Data records:
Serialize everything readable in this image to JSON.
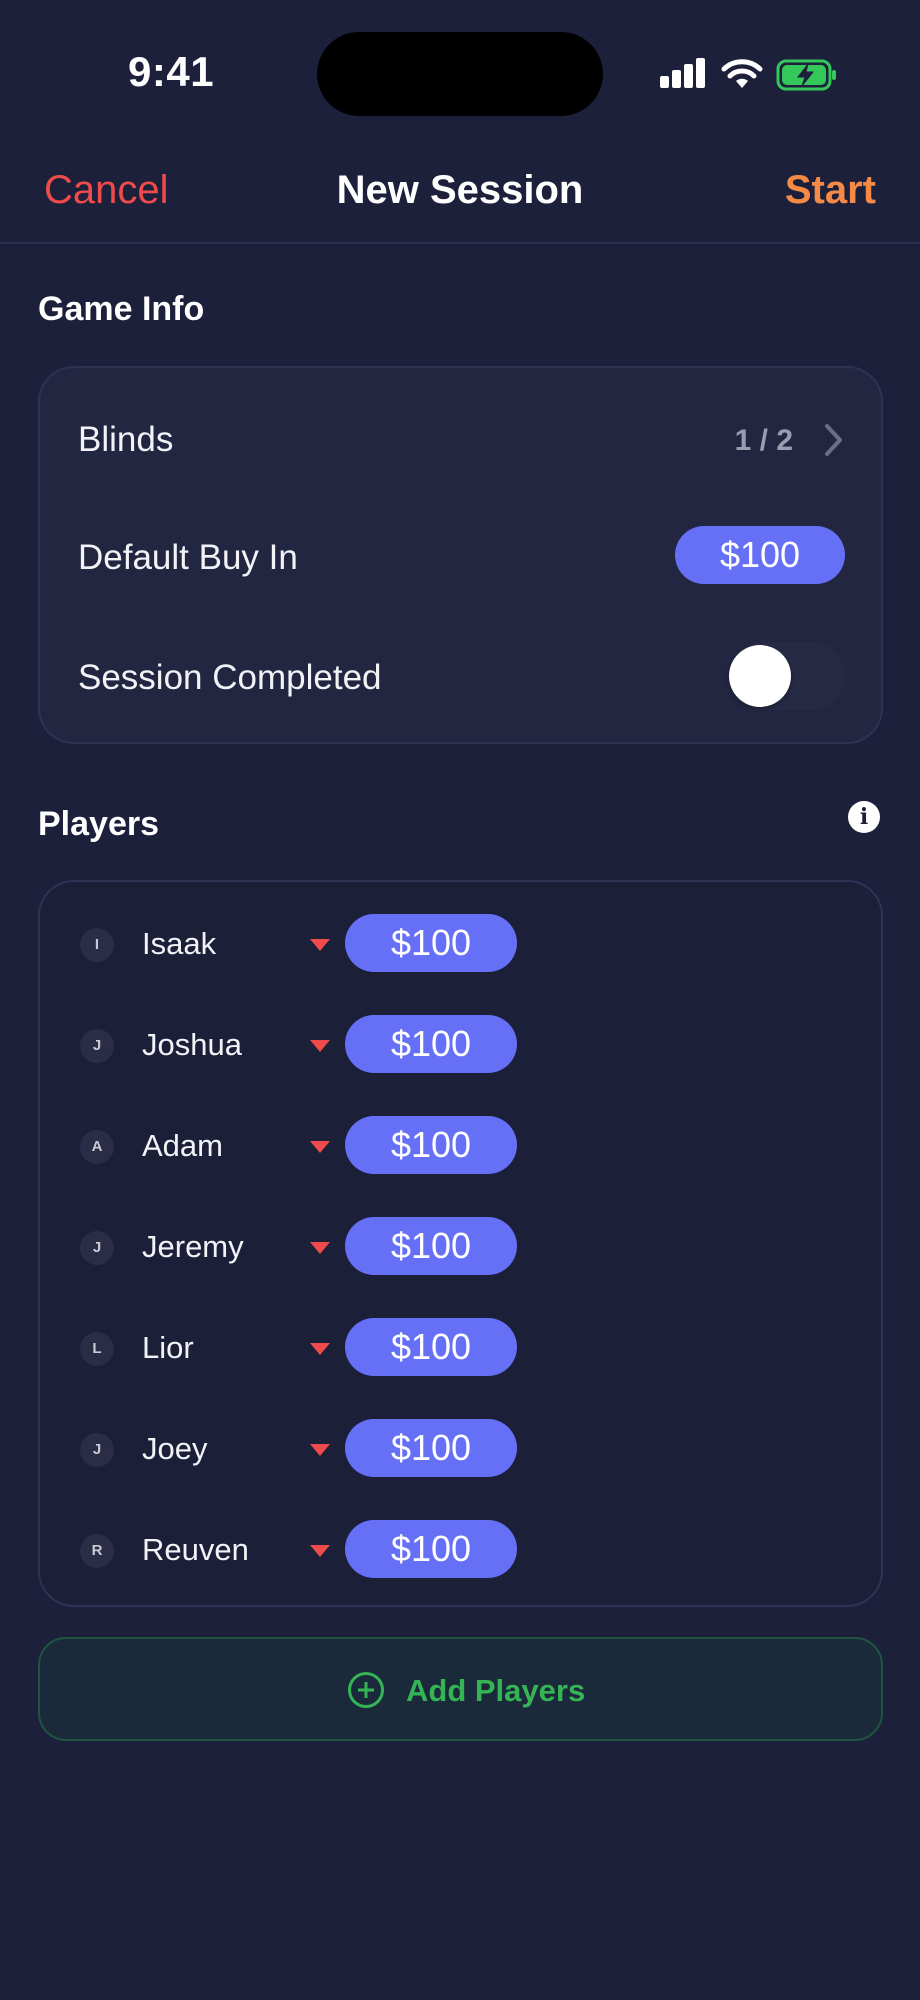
{
  "status_bar": {
    "time": "9:41"
  },
  "nav": {
    "cancel": "Cancel",
    "title": "New Session",
    "start": "Start"
  },
  "game_info": {
    "title": "Game Info",
    "blinds_label": "Blinds",
    "blinds_value": "1 / 2",
    "buy_in_label": "Default Buy In",
    "buy_in_value": "$100",
    "completed_label": "Session Completed",
    "completed_on": false
  },
  "players": {
    "title": "Players",
    "list": [
      {
        "initial": "I",
        "name": "Isaak",
        "amount": "$100"
      },
      {
        "initial": "J",
        "name": "Joshua",
        "amount": "$100"
      },
      {
        "initial": "A",
        "name": "Adam",
        "amount": "$100"
      },
      {
        "initial": "J",
        "name": "Jeremy",
        "amount": "$100"
      },
      {
        "initial": "L",
        "name": "Lior",
        "amount": "$100"
      },
      {
        "initial": "J",
        "name": "Joey",
        "amount": "$100"
      },
      {
        "initial": "R",
        "name": "Reuven",
        "amount": "$100"
      }
    ]
  },
  "add_players": {
    "label": "Add Players"
  },
  "colors": {
    "background": "#1d203b",
    "cancel": "#ef4b4b",
    "start": "#f58a47",
    "pill": "#6670f7",
    "add": "#34b455"
  }
}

TASK REQUIREMENTS: Omit the pictures. Transcribe every record exactly.

CORRECT RESULT:
Serialize everything readable in this image to JSON.
{
  "status_bar": {
    "time": "9:41"
  },
  "nav": {
    "cancel": "Cancel",
    "title": "New Session",
    "start": "Start"
  },
  "game_info": {
    "title": "Game Info",
    "blinds_label": "Blinds",
    "blinds_value": "1 / 2",
    "buy_in_label": "Default Buy In",
    "buy_in_value": "$100",
    "completed_label": "Session Completed",
    "completed_on": false
  },
  "players": {
    "title": "Players",
    "list": [
      {
        "initial": "I",
        "name": "Isaak",
        "amount": "$100"
      },
      {
        "initial": "J",
        "name": "Joshua",
        "amount": "$100"
      },
      {
        "initial": "A",
        "name": "Adam",
        "amount": "$100"
      },
      {
        "initial": "J",
        "name": "Jeremy",
        "amount": "$100"
      },
      {
        "initial": "L",
        "name": "Lior",
        "amount": "$100"
      },
      {
        "initial": "J",
        "name": "Joey",
        "amount": "$100"
      },
      {
        "initial": "R",
        "name": "Reuven",
        "amount": "$100"
      }
    ]
  },
  "add_players": {
    "label": "Add Players"
  },
  "colors": {
    "background": "#1d203b",
    "cancel": "#ef4b4b",
    "start": "#f58a47",
    "pill": "#6670f7",
    "add": "#34b455"
  }
}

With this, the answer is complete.